Exercise directions: Reproduce only the lines from the line containing "Output a JSON" to the end of the entries below, including both of those lines.

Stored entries
━━━
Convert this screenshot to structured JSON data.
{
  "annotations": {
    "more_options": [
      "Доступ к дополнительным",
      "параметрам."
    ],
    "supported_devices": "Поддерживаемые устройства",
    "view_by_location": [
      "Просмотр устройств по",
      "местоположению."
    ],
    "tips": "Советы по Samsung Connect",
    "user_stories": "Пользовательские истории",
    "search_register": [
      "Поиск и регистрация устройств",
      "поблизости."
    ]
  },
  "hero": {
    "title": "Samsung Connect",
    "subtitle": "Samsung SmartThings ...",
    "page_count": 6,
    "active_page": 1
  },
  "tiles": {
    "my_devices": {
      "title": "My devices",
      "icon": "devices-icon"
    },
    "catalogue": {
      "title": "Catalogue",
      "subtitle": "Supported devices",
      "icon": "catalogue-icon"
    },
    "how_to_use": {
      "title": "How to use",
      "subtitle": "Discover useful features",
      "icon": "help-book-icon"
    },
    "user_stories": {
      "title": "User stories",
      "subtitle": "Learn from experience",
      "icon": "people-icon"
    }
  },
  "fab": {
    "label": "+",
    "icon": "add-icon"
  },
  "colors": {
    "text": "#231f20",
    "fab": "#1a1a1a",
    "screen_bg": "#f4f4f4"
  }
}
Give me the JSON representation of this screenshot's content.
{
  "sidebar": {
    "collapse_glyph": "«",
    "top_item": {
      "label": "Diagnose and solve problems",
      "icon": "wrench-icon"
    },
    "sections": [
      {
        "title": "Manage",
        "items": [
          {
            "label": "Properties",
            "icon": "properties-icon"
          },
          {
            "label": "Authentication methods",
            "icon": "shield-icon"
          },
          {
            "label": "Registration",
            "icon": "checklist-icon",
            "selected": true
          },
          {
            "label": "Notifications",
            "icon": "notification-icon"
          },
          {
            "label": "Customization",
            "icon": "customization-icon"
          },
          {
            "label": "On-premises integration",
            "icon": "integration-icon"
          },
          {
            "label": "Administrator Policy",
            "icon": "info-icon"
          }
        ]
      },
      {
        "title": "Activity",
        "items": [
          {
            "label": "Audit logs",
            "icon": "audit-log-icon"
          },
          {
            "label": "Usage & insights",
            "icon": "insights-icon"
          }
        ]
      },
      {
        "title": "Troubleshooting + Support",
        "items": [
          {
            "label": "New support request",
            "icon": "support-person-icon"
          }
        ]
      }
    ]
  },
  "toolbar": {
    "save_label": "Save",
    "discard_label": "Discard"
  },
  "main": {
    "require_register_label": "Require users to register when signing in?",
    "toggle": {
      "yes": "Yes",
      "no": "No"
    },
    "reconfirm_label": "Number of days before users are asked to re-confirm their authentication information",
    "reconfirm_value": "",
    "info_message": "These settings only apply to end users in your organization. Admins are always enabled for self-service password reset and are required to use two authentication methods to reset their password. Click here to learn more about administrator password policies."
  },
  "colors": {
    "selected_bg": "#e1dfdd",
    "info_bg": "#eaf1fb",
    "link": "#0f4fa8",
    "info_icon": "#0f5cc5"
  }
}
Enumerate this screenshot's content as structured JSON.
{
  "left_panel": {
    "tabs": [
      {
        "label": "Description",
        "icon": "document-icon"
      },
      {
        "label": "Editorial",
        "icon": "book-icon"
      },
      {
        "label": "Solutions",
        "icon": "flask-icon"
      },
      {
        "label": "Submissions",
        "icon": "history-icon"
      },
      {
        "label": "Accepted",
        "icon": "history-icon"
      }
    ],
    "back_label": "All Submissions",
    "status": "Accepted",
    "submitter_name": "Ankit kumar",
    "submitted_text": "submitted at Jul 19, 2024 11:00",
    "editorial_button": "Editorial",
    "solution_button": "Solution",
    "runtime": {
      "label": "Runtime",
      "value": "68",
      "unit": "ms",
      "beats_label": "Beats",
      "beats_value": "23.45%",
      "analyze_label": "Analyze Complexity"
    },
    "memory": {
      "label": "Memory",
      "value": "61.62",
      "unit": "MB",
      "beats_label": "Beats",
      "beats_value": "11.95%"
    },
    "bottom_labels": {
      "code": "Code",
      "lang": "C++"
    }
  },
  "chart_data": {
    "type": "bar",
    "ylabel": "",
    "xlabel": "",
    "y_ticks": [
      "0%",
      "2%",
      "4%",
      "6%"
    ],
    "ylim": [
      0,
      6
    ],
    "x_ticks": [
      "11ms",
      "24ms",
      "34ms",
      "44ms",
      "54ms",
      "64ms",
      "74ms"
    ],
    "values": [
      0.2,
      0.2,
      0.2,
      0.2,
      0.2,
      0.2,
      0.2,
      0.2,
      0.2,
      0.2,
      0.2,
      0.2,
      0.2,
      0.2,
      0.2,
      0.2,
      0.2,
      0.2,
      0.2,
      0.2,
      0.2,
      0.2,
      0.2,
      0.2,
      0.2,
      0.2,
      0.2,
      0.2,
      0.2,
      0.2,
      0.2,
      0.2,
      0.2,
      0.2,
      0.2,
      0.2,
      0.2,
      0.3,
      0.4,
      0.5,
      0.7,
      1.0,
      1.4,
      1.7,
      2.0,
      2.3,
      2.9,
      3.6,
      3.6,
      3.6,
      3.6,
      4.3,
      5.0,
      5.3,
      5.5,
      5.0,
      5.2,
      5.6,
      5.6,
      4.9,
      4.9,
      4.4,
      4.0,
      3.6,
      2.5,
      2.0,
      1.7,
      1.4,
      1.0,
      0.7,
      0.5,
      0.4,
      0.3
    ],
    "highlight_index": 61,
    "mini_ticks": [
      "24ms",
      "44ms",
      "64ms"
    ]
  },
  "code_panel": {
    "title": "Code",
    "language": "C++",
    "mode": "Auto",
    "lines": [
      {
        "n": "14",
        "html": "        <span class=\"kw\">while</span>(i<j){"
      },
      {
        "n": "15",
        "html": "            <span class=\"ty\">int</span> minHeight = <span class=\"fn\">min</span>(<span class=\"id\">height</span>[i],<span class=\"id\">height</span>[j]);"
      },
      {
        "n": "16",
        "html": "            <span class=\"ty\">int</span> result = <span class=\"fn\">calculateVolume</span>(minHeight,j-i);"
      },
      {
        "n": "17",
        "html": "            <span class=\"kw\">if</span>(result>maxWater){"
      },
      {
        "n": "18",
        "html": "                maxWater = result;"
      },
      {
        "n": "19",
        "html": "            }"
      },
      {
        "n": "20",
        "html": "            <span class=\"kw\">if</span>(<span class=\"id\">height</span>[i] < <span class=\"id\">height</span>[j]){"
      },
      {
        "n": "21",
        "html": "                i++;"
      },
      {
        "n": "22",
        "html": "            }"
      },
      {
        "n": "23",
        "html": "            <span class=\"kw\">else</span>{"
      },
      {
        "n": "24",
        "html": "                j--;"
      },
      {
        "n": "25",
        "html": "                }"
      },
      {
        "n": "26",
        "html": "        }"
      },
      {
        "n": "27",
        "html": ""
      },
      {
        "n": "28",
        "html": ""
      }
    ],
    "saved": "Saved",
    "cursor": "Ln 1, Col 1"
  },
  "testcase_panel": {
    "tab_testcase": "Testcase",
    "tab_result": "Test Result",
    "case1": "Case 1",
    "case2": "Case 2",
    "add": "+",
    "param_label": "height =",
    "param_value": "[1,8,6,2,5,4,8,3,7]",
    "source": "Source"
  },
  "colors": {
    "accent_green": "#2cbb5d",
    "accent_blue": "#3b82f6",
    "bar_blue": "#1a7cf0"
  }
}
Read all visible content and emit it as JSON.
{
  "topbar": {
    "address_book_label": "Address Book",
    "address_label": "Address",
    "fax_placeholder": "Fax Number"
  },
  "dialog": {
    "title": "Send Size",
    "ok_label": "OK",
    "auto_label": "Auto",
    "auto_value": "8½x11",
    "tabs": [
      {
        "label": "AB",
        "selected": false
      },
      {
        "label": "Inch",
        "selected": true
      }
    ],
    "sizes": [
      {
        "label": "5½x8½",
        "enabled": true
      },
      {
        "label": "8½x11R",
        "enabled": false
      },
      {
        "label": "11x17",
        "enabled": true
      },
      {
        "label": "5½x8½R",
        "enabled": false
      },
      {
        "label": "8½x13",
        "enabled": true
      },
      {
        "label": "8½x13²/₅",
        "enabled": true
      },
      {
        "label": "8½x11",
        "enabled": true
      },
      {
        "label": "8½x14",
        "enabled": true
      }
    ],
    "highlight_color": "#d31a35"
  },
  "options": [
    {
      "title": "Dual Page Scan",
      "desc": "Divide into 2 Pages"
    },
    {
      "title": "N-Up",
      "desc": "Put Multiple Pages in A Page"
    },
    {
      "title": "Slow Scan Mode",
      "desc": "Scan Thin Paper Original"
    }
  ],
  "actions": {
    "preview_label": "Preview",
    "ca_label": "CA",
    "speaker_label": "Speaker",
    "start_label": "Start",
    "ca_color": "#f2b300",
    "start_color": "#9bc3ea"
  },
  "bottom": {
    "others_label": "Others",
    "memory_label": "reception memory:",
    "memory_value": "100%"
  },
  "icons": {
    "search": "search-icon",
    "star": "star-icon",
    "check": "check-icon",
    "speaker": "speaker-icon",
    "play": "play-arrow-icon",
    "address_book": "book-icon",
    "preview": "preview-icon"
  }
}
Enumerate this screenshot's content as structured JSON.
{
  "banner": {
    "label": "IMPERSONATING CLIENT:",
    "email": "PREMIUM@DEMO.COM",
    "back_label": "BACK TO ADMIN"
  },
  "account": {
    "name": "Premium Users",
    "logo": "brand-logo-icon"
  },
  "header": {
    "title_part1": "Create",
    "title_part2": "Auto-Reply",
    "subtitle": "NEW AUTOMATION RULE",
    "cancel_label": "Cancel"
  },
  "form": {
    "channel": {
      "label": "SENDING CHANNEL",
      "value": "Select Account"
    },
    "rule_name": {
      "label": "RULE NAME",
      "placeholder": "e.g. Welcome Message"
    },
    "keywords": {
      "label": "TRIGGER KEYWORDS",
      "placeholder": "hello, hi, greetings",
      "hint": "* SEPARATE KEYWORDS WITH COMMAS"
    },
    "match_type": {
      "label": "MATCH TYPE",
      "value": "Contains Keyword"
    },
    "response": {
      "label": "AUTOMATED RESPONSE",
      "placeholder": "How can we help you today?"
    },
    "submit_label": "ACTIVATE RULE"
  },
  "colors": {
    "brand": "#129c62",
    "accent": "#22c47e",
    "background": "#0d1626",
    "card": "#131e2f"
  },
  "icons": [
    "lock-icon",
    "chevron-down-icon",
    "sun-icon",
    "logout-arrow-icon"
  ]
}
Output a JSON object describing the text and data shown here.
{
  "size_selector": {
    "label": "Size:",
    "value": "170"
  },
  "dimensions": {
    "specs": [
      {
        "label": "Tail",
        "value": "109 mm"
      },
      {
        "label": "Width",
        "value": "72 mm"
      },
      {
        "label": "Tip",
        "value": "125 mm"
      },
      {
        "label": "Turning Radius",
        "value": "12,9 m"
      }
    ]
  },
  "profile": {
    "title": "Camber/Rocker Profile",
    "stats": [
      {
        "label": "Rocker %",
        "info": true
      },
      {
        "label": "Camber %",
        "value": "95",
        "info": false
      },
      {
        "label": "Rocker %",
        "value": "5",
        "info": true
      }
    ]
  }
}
━━━
Answer to this exercise:
Output a JSON object describing the text and data shown here.
{
  "size_selector": {
    "label": "Size:",
    "value": "170"
  },
  "dimensions": {
    "specs": [
      {
        "label": "Tail",
        "value": "109 mm"
      },
      {
        "label": "Width",
        "value": "72 mm"
      },
      {
        "label": "Tip",
        "value": "125 mm"
      },
      {
        "label": "Turning Radius",
        "value": "12,9 m"
      }
    ]
  },
  "profile": {
    "title": "Camber/Rocker Profile",
    "stats": [
      {
        "label": "Rocker %",
        "info": true
      },
      {
        "label": "Camber %",
        "value": "95",
        "info": false
      },
      {
        "label": "Rocker %",
        "value": "5",
        "info": true
      }
    ]
  }
}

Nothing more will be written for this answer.